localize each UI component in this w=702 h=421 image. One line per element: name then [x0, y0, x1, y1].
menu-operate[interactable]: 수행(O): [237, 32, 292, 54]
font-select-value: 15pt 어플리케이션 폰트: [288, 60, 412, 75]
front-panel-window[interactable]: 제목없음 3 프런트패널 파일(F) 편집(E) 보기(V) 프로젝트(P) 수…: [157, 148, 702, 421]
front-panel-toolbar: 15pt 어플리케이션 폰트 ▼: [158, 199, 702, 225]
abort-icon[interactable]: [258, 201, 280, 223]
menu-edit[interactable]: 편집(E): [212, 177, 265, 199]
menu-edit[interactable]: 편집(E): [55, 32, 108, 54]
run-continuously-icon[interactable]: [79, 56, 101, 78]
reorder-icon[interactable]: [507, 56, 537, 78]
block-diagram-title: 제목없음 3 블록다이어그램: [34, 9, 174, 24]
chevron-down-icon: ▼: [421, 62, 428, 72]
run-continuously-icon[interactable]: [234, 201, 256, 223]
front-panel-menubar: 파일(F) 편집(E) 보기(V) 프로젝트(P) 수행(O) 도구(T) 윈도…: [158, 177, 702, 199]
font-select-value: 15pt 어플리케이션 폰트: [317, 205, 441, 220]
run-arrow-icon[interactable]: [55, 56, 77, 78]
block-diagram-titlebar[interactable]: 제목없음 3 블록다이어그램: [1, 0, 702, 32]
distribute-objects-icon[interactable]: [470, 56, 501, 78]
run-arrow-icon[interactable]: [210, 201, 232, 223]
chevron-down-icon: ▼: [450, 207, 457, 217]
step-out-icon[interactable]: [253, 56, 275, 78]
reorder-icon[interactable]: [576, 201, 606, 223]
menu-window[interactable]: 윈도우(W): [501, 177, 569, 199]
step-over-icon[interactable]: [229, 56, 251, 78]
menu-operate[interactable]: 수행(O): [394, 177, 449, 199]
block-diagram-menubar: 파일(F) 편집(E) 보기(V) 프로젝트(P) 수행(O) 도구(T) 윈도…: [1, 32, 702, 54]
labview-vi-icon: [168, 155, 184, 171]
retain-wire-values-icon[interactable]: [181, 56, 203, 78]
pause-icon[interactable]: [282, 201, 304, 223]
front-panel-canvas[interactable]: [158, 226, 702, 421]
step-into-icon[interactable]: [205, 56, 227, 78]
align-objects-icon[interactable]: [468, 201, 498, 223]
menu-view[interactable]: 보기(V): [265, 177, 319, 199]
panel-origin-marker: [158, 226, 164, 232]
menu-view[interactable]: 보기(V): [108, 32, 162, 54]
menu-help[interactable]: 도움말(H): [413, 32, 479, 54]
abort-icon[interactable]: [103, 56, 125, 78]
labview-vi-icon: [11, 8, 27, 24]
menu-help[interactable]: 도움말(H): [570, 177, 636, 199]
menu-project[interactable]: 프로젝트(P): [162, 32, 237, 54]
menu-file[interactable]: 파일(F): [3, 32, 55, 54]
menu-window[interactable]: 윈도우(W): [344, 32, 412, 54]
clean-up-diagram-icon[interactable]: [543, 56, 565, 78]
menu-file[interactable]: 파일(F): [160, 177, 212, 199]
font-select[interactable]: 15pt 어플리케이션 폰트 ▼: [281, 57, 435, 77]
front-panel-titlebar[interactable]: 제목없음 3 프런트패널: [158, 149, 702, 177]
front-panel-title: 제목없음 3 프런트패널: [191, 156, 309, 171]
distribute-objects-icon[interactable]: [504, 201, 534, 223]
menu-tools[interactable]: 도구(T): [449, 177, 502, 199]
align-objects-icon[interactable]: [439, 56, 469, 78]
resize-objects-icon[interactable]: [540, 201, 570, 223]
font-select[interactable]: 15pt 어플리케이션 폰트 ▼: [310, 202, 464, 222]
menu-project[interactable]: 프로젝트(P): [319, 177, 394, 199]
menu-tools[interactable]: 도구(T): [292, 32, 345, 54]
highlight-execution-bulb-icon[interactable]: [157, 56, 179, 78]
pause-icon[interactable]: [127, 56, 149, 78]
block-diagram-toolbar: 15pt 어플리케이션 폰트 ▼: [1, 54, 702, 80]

> _What is being asked_: Give back the items from their start through the line containing "abort-icon[interactable]: [258, 201, 280, 223]", renaming "front-panel-toolbar" to "front-panel-tool-strip" and changing nothing else. Return only those lines.

> _Task response_:
localize each UI component in this w=702 h=421 image. One line per element: name then [x0, y0, x1, y1].
menu-operate[interactable]: 수행(O): [237, 32, 292, 54]
font-select-value: 15pt 어플리케이션 폰트: [288, 60, 412, 75]
front-panel-window[interactable]: 제목없음 3 프런트패널 파일(F) 편집(E) 보기(V) 프로젝트(P) 수…: [157, 148, 702, 421]
front-panel-tool-strip: 15pt 어플리케이션 폰트 ▼: [158, 199, 702, 225]
abort-icon[interactable]: [258, 201, 280, 223]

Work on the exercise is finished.